─── STORED DATA

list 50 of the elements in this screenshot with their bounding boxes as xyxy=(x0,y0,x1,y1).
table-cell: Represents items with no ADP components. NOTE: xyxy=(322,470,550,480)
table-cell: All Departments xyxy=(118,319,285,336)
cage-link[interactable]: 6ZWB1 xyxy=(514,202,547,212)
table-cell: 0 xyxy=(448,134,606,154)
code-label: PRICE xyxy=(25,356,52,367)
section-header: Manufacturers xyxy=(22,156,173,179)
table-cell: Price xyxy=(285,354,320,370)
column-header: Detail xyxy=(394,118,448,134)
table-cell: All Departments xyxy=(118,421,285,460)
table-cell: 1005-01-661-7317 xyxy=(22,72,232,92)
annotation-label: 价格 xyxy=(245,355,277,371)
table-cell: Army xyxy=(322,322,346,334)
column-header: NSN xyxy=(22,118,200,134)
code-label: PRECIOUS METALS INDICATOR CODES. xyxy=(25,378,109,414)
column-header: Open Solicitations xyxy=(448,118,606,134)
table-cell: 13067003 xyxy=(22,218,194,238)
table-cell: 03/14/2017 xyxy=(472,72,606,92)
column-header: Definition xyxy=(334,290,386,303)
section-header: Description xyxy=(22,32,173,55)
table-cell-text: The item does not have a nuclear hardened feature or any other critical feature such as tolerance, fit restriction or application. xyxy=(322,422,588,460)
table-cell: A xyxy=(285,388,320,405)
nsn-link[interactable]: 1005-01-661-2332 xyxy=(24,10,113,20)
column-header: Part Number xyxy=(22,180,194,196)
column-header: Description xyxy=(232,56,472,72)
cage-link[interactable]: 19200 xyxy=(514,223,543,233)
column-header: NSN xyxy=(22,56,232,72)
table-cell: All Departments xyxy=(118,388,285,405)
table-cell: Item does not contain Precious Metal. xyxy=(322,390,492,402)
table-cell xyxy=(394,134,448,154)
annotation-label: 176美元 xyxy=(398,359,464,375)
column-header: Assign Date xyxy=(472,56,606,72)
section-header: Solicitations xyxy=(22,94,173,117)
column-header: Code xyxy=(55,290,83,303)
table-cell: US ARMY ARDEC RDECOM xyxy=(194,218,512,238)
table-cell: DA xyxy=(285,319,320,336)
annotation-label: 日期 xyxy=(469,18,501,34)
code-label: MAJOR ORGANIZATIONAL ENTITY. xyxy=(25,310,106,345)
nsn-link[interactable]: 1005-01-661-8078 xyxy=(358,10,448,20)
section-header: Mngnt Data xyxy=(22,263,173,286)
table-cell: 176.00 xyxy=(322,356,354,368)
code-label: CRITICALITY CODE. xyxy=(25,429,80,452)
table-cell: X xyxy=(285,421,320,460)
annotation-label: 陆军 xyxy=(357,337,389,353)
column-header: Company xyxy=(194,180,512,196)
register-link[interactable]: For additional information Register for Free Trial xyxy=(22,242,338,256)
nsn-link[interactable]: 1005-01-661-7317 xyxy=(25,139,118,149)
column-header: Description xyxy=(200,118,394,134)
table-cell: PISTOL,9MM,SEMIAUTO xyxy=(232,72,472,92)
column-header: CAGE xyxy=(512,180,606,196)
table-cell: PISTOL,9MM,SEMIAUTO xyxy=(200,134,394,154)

──────

REQUIREMENTS: Render every line of the rows above as a JSON list of strings, one string per line, with blank lines omitted.

RESPONSE TO THIS TASK:
[
  "list 50 of the elements in this screenshot with their bounding boxes as xyxy=(x0,y0,x1,y1).",
  "table-cell: Represents items with no ADP components. NOTE: xyxy=(322,470,550,480)",
  "table-cell: All Departments xyxy=(118,319,285,336)",
  "cage-link[interactable]: 6ZWB1 xyxy=(514,202,547,212)",
  "table-cell: 0 xyxy=(448,134,606,154)",
  "code-label: PRICE xyxy=(25,356,52,367)",
  "section-header: Manufacturers xyxy=(22,156,173,179)",
  "table-cell: Price xyxy=(285,354,320,370)",
  "column-header: Detail xyxy=(394,118,448,134)",
  "table-cell: All Departments xyxy=(118,421,285,460)",
  "table-cell: 1005-01-661-7317 xyxy=(22,72,232,92)",
  "annotation-label: 价格 xyxy=(245,355,277,371)",
  "table-cell: Army xyxy=(322,322,346,334)",
  "column-header: NSN xyxy=(22,118,200,134)",
  "code-label: PRECIOUS METALS INDICATOR CODES. xyxy=(25,378,109,414)",
  "column-header: Open Solicitations xyxy=(448,118,606,134)",
  "table-cell: 13067003 xyxy=(22,218,194,238)",
  "table-cell: 03/14/2017 xyxy=(472,72,606,92)",
  "column-header: Definition xyxy=(334,290,386,303)",
  "section-header: Description xyxy=(22,32,173,55)",
  "table-cell-text: The item does not have a nuclear hardened feature or any other critical feature such as tolerance, fit restriction or application. xyxy=(322,422,588,460)",
  "table-cell: A xyxy=(285,388,320,405)",
  "nsn-link[interactable]: 1005-01-661-2332 xyxy=(24,10,113,20)",
  "column-header: Part Number xyxy=(22,180,194,196)",
  "column-header: Description xyxy=(232,56,472,72)",
  "cage-link[interactable]: 19200 xyxy=(514,223,543,233)",
  "column-header: NSN xyxy=(22,56,232,72)",
  "table-cell: All Departments xyxy=(118,388,285,405)",
  "table-cell: Item does not contain Precious Metal. xyxy=(322,390,492,402)",
  "table-cell xyxy=(394,134,448,154)",
  "annotation-label: 176美元 xyxy=(398,359,464,375)",
  "column-header: Assign Date xyxy=(472,56,606,72)",
  "section-header: Solicitations xyxy=(22,94,173,117)",
  "column-header: Code xyxy=(55,290,83,303)",
  "table-cell: US ARMY ARDEC RDECOM xyxy=(194,218,512,238)",
  "table-cell: DA xyxy=(285,319,320,336)",
  "annotation-label: 日期 xyxy=(469,18,501,34)",
  "code-label: MAJOR ORGANIZATIONAL ENTITY. xyxy=(25,310,106,345)",
  "nsn-link[interactable]: 1005-01-661-8078 xyxy=(358,10,448,20)",
  "section-header: Mngnt Data xyxy=(22,263,173,286)",
  "table-cell: 176.00 xyxy=(322,356,354,368)",
  "code-label: CRITICALITY CODE. xyxy=(25,429,80,452)",
  "table-cell: X xyxy=(285,421,320,460)",
  "annotation-label: 陆军 xyxy=(357,337,389,353)",
  "column-header: Company xyxy=(194,180,512,196)",
  "register-link[interactable]: For additional information Register for Free Trial xyxy=(22,242,338,256)",
  "nsn-link[interactable]: 1005-01-661-7317 xyxy=(25,139,118,149)",
  "column-header: Description xyxy=(200,118,394,134)",
  "table-cell: PISTOL,9MM,SEMIAUTO xyxy=(232,72,472,92)",
  "column-header: CAGE xyxy=(512,180,606,196)",
  "table-cell: PISTOL,9MM,SEMIAUTO xyxy=(200,134,394,154)"
]